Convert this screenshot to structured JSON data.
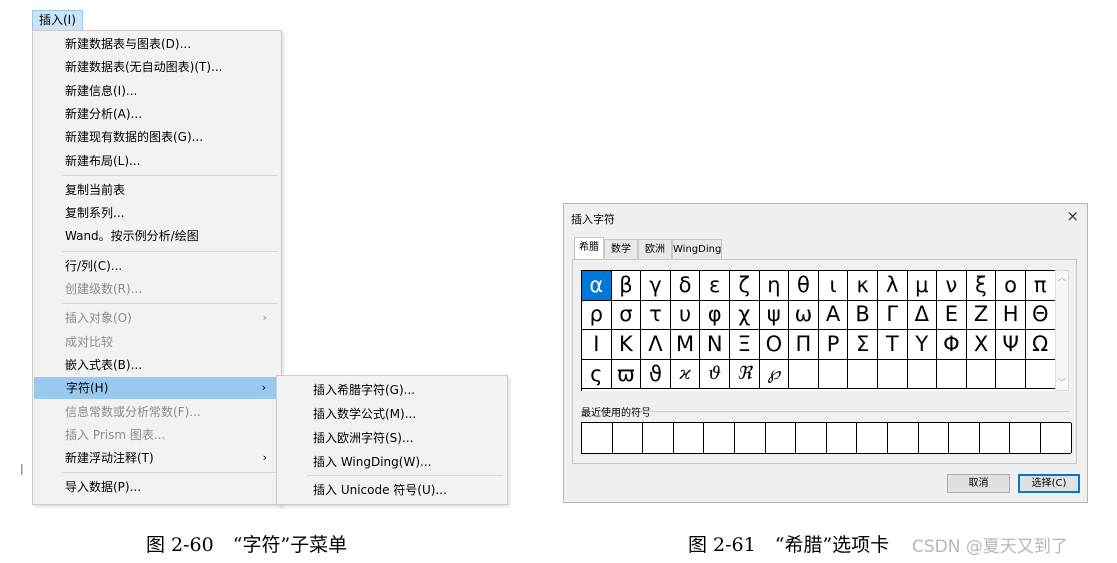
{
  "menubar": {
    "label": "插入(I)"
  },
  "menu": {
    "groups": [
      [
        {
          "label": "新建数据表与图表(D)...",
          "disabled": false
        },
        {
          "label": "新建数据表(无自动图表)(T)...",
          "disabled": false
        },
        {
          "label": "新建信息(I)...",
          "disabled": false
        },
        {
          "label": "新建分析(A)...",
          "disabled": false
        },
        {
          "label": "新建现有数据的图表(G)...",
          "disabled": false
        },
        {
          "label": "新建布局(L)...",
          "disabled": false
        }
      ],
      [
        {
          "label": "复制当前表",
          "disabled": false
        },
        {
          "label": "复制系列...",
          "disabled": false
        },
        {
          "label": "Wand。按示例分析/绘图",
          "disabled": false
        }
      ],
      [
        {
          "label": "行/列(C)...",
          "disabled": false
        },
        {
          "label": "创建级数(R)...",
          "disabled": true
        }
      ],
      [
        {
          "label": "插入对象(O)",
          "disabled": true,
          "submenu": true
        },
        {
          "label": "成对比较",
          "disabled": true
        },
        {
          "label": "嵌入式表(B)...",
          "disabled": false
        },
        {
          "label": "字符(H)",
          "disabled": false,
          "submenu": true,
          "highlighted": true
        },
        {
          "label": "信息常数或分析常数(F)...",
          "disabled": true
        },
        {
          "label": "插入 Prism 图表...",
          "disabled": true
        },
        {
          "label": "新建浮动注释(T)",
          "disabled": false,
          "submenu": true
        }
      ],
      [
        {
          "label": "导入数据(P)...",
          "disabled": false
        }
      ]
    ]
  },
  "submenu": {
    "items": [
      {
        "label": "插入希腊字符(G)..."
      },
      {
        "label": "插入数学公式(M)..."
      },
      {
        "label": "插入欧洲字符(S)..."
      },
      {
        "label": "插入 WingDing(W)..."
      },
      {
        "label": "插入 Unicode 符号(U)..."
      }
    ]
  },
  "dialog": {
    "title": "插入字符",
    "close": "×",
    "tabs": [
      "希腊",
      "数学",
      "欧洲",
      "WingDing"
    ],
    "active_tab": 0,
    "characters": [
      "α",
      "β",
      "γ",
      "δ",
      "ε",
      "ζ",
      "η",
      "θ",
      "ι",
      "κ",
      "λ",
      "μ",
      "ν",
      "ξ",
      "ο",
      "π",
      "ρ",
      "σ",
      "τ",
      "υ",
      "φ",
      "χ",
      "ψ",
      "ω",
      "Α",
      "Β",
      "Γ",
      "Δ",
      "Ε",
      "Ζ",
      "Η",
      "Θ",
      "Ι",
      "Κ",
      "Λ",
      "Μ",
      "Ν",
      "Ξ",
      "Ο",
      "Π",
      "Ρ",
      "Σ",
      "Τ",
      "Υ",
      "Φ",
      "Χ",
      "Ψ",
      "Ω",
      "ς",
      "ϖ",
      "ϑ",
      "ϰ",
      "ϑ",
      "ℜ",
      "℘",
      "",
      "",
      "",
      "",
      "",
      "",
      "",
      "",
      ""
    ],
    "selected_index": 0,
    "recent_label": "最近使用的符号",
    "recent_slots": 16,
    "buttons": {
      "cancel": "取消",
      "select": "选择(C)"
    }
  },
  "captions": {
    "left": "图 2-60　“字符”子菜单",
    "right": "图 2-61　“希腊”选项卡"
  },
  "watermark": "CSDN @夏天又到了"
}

---

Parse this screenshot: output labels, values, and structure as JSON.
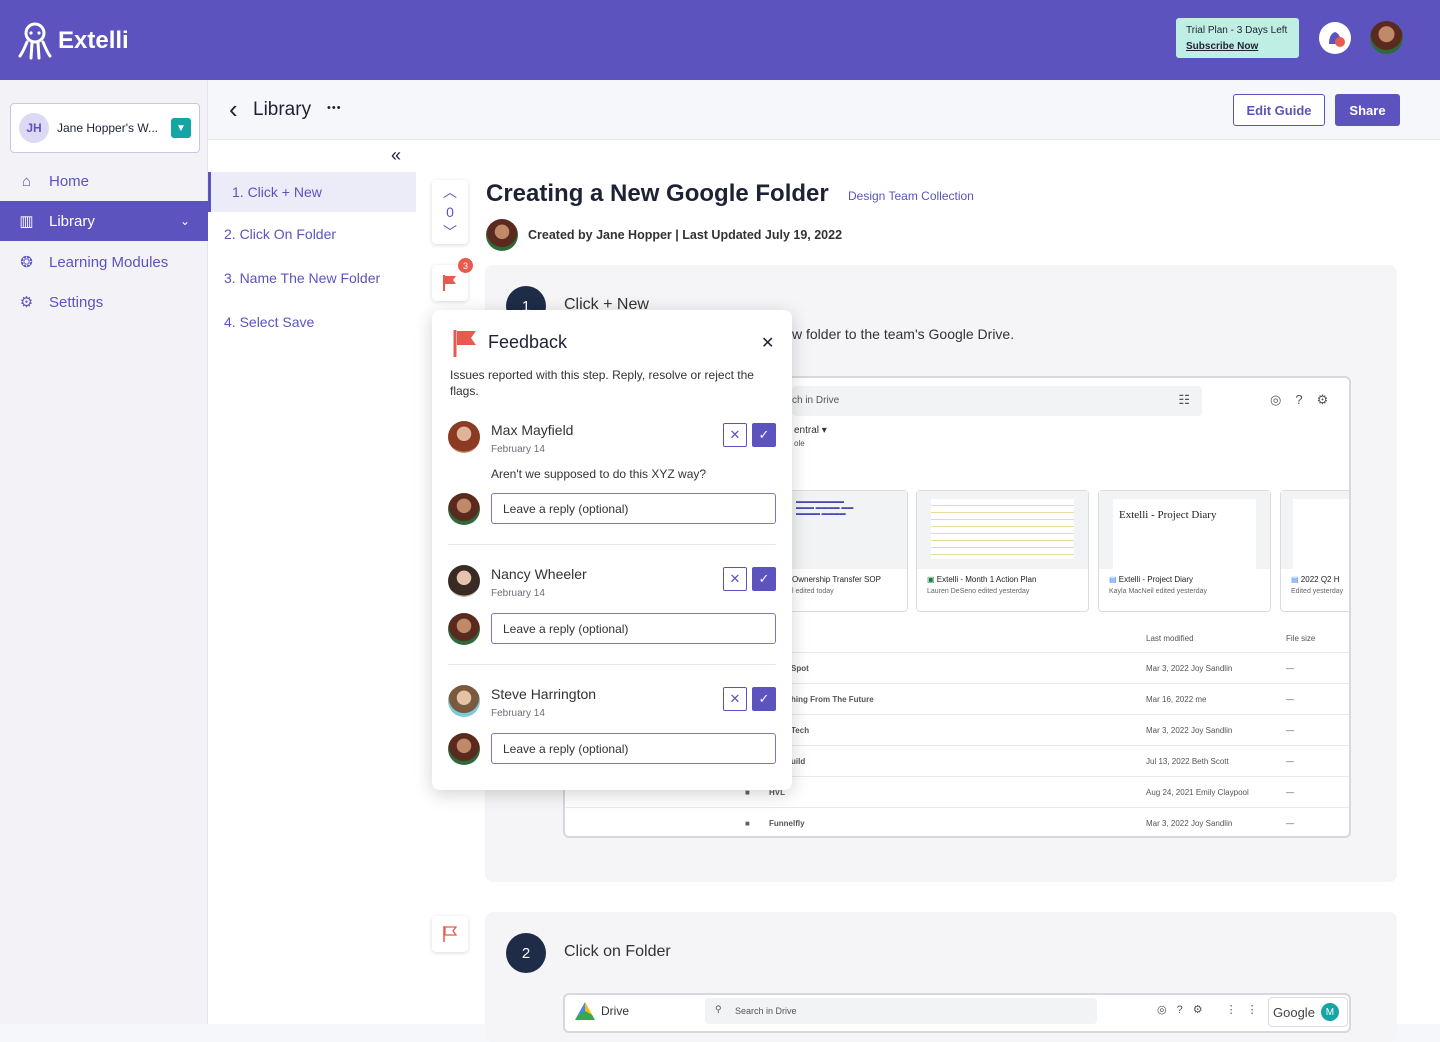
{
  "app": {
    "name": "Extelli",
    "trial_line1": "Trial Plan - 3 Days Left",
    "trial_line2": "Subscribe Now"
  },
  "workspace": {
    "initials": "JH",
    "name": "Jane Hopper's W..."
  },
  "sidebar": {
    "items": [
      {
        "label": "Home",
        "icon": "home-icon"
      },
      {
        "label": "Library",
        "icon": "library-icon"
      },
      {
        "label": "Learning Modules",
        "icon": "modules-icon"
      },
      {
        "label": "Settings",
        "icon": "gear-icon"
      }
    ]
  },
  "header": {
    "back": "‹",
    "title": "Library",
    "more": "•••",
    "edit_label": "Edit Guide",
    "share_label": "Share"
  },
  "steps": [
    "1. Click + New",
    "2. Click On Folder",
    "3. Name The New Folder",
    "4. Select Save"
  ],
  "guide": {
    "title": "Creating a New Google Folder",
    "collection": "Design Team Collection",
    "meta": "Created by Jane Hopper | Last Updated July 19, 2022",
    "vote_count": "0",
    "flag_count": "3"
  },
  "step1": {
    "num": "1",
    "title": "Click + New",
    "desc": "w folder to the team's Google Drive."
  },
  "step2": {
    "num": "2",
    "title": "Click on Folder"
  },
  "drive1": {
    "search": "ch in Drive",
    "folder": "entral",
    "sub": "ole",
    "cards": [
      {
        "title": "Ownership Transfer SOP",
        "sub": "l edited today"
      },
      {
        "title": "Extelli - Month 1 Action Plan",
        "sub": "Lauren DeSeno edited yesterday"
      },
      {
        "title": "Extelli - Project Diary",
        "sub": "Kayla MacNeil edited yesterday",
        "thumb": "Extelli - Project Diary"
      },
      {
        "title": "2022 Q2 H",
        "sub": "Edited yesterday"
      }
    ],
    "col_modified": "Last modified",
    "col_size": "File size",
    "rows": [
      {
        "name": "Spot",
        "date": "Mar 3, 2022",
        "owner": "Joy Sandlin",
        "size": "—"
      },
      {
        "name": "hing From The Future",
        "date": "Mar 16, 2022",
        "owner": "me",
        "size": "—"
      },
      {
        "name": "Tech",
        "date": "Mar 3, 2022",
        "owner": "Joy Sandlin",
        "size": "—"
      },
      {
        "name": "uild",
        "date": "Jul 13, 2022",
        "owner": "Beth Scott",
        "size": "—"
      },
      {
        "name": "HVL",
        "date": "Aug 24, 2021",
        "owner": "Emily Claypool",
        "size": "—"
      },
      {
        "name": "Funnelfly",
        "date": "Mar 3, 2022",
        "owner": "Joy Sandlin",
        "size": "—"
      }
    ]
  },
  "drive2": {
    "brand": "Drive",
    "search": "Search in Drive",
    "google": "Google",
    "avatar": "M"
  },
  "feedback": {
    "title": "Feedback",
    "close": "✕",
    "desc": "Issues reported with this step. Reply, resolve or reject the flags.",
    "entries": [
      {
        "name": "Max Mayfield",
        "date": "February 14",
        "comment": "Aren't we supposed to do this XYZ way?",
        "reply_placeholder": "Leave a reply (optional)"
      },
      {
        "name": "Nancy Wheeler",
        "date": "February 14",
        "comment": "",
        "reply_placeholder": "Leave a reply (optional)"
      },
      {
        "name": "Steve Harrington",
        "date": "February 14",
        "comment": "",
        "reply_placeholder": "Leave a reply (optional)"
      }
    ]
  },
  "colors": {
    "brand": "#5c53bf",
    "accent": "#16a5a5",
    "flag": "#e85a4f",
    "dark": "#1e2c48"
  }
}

* * *

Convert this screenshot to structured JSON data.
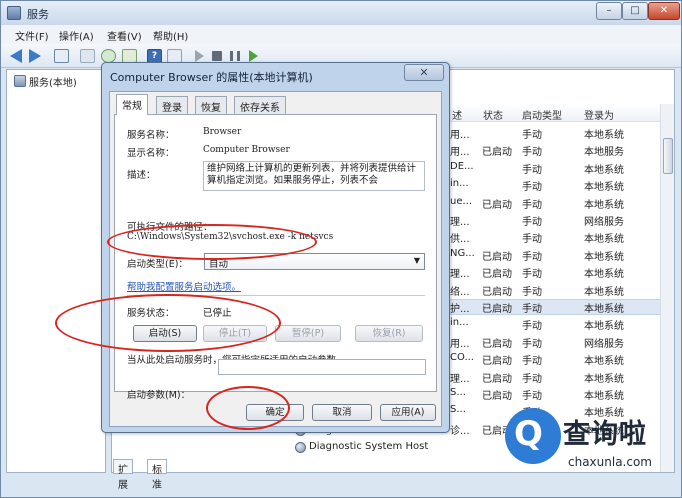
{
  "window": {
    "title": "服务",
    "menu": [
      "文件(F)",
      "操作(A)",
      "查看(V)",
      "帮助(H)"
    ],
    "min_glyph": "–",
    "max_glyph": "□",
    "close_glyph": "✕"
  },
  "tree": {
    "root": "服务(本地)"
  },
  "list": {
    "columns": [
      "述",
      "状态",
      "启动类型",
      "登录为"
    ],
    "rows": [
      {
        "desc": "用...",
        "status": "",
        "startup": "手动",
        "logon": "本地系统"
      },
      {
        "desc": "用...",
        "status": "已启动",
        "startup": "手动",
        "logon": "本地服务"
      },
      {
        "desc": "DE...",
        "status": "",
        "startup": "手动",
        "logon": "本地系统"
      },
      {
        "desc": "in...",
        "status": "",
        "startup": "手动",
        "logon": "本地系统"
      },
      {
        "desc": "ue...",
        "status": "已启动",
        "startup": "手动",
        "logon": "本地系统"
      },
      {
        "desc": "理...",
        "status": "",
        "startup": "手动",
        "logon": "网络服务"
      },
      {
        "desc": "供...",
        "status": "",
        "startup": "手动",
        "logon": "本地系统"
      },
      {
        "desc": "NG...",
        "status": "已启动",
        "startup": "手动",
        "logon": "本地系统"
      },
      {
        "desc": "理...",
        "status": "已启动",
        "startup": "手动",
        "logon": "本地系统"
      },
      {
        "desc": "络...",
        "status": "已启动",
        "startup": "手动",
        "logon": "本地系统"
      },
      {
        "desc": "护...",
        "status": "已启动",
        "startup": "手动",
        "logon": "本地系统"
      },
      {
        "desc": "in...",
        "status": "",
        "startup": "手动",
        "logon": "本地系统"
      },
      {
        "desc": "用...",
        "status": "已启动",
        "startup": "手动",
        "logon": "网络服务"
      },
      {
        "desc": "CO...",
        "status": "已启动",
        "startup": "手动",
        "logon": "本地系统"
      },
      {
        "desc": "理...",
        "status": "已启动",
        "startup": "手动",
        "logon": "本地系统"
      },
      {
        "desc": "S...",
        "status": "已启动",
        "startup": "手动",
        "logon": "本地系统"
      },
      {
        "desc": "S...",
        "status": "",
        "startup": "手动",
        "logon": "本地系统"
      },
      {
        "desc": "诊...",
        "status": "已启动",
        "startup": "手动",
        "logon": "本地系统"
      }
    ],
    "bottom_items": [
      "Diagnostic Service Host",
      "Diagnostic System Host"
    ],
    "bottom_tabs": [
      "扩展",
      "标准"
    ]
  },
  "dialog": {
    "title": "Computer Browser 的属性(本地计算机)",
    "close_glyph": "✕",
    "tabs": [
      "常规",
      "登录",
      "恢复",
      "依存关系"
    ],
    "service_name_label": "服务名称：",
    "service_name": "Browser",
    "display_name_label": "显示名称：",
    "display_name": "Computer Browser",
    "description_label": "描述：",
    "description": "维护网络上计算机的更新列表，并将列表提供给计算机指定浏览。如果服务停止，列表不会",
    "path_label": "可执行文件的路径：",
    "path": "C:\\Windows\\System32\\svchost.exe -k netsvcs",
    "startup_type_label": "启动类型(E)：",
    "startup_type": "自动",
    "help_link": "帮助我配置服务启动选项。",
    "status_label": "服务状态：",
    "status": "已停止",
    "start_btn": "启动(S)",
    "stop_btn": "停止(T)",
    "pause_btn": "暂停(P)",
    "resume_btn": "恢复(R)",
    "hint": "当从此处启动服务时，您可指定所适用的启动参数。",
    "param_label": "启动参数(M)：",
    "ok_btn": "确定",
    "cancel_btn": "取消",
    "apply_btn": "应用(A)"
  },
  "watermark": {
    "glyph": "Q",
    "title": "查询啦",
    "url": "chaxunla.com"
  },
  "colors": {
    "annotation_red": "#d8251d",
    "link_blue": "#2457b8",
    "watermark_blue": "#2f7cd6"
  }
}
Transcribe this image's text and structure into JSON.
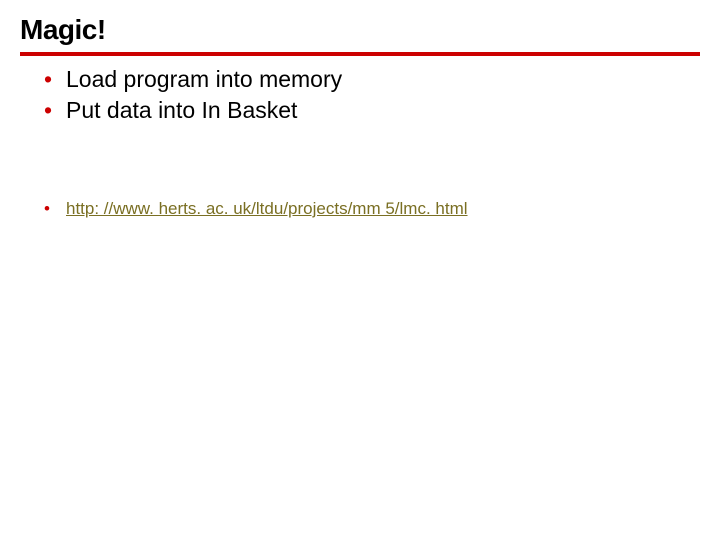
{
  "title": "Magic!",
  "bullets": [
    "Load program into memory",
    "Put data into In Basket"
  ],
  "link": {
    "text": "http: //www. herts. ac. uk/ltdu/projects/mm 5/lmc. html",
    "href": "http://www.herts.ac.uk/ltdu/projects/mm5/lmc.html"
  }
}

## YOUR GOAL
Which lines hold the string "Extelli"? Copy all of them from the data above.

## THE COMPLETED TASK
    "name": "Extelli",
        "title": "Extelli - Month 1 Action Plan",
        "title": "Extelli - Project Diary",
        "thumb": "Extelli - Project Diary"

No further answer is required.